▸ **SET EXERCISE**
Say how many lines contain "Jesus"; the answer is the number alone.

━━━━━━━━━━━━━━━━━━━━

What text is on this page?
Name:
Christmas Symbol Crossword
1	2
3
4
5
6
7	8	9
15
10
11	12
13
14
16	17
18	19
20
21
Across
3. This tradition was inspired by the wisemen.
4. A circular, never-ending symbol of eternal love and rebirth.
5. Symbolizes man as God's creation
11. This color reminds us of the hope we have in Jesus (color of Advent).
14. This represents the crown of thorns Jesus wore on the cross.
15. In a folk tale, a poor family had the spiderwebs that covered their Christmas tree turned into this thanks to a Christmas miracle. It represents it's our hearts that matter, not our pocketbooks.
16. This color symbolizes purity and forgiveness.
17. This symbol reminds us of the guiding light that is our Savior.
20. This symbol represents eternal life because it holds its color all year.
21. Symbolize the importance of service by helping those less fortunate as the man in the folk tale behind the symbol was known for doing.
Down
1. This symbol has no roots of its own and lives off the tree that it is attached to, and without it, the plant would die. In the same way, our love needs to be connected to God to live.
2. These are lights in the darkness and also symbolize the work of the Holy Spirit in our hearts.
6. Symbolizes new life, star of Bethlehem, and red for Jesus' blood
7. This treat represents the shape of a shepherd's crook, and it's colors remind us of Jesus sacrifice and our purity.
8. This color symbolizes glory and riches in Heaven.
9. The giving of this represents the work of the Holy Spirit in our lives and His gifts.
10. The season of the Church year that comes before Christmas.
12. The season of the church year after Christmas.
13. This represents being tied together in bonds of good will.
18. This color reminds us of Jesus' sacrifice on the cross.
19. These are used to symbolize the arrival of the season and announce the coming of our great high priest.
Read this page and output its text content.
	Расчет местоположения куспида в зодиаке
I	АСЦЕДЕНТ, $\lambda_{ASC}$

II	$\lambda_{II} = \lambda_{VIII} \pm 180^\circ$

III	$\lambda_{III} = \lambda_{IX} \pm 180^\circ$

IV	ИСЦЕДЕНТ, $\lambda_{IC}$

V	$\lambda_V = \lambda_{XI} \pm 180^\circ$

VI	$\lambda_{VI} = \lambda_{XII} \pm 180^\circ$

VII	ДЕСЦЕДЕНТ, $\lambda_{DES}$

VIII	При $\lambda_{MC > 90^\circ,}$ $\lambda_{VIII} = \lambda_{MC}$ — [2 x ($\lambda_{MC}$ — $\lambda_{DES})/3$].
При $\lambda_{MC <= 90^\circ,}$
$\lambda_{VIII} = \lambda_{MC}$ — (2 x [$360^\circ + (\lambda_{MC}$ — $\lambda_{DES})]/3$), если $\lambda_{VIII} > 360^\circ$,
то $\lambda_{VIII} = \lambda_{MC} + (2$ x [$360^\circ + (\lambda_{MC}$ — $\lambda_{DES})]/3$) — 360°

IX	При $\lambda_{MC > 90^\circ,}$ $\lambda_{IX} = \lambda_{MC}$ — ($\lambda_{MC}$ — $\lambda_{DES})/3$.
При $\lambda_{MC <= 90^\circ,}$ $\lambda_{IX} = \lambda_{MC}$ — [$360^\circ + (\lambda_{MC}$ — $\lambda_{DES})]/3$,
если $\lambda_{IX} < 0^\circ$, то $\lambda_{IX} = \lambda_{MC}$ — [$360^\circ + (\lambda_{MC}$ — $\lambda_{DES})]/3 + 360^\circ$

━━━━━━━━━━━━━━━━━━━━

▸ **COMPLETE ANSWER**
5